Copy out every line in which the string "今日的祝福格外的明显" occurs.

INPUT:
==*==

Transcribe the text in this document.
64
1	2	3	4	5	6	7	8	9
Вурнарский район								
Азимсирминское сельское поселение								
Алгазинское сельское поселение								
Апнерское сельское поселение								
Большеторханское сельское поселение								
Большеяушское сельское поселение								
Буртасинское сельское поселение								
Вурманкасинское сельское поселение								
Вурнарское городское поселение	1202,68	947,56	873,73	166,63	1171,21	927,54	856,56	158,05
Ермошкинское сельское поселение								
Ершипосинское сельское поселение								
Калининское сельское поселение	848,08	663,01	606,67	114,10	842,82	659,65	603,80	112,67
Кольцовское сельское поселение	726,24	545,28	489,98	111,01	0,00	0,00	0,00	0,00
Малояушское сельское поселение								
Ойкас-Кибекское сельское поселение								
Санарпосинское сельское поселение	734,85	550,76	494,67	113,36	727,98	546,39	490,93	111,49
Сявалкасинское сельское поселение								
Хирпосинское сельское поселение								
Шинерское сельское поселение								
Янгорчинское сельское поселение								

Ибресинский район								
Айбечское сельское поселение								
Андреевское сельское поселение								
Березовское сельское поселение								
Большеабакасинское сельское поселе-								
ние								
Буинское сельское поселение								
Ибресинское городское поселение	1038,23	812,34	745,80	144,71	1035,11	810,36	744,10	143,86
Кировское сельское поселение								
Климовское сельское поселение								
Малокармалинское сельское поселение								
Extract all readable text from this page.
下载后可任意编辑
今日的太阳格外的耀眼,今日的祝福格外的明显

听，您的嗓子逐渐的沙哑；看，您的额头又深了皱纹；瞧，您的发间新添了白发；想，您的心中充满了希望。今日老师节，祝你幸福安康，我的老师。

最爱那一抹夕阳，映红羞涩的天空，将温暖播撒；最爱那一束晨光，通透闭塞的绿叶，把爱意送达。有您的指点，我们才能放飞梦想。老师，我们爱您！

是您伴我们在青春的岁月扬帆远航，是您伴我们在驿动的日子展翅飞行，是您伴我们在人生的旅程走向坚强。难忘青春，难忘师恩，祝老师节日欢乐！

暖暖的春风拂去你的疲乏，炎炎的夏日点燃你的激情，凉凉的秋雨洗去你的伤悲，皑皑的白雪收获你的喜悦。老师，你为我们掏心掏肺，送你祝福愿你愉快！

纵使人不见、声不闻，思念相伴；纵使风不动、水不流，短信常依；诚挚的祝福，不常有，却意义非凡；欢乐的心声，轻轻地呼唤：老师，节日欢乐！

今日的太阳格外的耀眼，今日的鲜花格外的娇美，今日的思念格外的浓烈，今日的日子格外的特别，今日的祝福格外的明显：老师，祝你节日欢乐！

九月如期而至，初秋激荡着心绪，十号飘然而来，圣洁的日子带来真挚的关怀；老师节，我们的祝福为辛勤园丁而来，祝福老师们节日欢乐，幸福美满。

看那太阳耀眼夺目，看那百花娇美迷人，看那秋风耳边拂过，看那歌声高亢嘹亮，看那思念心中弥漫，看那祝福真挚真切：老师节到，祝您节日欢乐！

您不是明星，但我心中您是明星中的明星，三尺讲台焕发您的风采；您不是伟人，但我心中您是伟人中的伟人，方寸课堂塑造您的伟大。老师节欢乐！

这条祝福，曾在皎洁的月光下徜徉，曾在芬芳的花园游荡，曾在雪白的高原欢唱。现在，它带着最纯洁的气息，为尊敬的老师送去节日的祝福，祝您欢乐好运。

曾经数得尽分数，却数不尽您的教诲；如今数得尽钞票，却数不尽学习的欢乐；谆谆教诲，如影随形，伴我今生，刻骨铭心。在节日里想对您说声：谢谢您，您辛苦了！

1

==*==

COMPLETE RESPONSE:
今日的太阳格外的耀眼,今日的祝福格外的明显
今日的太阳格外的耀眼，今日的鲜花格外的娇美，今日的思念格外的浓烈，今日的日子格外的特别，今日的祝福格外的明显：老师，祝你节日欢乐！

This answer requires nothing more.